▶ [Your objective] Below are some records. How many of their lines contain the string "name"? Give the number only.

[Lines of data]
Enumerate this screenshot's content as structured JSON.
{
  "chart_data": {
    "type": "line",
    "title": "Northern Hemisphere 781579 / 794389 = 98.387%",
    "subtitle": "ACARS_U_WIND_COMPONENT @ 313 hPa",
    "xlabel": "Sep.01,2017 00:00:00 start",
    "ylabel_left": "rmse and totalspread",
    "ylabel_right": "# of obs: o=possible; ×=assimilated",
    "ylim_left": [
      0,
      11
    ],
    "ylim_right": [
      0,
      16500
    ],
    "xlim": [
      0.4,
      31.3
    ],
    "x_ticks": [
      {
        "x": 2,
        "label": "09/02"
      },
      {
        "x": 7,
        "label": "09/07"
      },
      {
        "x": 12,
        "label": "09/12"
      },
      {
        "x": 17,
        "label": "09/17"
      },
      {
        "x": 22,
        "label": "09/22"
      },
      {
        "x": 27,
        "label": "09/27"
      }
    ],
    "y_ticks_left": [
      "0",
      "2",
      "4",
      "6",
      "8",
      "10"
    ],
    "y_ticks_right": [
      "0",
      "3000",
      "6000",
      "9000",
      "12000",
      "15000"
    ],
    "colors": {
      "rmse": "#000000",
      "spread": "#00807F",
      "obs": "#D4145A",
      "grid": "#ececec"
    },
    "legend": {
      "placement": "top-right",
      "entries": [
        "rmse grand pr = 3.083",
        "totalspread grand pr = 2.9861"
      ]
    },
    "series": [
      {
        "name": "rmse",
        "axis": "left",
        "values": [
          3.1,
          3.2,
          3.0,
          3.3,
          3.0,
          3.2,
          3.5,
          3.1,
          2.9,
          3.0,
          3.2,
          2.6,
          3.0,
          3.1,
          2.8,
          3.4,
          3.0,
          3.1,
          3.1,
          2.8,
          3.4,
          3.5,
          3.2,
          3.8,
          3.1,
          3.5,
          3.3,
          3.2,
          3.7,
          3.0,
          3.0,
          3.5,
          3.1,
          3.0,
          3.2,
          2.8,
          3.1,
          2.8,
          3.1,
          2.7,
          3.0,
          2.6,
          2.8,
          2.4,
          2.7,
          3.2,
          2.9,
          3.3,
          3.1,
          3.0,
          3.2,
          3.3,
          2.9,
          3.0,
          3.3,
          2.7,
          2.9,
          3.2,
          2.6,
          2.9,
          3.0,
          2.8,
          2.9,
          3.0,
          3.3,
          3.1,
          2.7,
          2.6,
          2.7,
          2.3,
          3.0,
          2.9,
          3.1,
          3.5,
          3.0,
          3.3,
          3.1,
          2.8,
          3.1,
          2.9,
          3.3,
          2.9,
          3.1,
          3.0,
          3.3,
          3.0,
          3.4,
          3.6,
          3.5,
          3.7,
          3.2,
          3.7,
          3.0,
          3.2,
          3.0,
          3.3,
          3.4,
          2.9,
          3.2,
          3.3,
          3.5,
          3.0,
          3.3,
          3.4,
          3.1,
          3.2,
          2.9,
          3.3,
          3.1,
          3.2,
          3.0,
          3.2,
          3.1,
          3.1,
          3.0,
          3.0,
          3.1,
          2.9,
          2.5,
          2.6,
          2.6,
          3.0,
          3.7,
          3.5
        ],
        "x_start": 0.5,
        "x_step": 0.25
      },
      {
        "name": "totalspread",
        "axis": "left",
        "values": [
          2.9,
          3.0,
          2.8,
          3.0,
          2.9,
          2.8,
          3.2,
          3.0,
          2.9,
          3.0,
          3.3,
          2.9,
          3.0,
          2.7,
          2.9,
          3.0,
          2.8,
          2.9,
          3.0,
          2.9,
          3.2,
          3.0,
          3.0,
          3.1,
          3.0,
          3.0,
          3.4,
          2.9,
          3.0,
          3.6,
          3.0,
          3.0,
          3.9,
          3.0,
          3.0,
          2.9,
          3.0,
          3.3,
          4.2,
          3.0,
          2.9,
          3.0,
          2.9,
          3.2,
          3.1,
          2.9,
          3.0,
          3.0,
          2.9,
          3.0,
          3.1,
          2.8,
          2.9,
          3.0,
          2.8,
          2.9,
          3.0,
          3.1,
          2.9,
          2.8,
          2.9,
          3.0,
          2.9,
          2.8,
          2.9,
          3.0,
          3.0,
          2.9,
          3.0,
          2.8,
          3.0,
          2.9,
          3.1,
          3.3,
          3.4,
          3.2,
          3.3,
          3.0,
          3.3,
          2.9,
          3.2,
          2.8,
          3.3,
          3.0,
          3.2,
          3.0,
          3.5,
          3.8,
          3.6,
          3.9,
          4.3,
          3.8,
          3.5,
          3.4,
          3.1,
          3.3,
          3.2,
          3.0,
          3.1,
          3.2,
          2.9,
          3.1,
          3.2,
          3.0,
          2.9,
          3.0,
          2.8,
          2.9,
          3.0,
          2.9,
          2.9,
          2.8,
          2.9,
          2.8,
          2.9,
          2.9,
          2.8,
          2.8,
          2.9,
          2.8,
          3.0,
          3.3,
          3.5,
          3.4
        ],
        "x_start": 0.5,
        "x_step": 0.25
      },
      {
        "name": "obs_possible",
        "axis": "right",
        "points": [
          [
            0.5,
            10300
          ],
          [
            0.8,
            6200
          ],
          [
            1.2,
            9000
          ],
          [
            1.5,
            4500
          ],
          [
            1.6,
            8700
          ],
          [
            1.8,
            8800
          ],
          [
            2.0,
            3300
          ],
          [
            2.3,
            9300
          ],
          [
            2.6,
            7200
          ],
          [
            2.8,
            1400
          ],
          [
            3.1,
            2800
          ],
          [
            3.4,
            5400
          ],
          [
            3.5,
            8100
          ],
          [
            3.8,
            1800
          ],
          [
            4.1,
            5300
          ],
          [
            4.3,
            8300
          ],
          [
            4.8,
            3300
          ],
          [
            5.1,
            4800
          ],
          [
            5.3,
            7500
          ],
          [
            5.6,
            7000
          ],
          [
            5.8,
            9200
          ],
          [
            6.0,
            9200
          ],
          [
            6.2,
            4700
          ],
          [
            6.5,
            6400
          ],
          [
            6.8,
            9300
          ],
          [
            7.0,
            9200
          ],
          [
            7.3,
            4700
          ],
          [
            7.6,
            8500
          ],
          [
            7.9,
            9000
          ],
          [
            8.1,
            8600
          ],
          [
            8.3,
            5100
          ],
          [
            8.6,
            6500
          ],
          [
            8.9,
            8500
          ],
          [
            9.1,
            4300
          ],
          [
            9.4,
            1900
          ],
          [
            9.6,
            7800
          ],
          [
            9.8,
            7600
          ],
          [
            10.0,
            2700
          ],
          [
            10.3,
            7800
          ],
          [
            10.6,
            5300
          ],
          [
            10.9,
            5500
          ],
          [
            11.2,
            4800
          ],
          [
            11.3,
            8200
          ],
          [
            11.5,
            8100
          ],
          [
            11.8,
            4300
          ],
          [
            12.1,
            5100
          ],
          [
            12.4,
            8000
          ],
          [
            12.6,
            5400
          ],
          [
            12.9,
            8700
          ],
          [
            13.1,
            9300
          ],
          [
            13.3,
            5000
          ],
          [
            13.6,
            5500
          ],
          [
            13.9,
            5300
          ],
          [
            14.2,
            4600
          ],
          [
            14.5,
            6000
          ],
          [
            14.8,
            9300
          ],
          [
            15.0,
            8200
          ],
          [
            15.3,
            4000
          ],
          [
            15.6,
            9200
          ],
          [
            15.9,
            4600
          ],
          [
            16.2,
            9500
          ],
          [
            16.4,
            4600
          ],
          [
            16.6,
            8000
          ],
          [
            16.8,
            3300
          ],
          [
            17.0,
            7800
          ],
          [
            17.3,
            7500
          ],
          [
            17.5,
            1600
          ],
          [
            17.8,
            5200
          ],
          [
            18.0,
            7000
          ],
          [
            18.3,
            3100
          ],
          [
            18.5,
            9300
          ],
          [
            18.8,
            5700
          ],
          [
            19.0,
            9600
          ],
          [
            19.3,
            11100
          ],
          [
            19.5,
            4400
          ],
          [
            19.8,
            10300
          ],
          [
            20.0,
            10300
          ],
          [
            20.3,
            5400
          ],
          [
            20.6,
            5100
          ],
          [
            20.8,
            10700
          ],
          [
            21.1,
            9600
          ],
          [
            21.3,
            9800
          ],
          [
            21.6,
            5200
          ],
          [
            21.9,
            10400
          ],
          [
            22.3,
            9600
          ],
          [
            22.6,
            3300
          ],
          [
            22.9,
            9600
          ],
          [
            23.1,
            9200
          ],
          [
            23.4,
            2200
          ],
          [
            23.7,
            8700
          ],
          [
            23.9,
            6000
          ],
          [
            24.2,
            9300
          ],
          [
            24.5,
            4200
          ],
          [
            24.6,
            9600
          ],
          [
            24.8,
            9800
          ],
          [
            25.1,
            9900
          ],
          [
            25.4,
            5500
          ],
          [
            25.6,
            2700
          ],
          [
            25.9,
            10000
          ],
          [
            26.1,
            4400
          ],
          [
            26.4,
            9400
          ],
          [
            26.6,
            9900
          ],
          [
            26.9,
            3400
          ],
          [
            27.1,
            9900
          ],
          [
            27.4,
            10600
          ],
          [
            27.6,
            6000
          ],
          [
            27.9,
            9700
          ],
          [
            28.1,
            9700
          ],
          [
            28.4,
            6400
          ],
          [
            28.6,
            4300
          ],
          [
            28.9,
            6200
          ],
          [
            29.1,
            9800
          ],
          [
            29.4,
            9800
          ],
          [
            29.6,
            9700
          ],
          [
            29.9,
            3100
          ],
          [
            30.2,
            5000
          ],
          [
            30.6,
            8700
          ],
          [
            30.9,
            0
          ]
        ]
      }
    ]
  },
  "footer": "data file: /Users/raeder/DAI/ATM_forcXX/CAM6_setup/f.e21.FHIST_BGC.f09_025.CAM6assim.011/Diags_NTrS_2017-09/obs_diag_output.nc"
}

▶ [Right answer] 3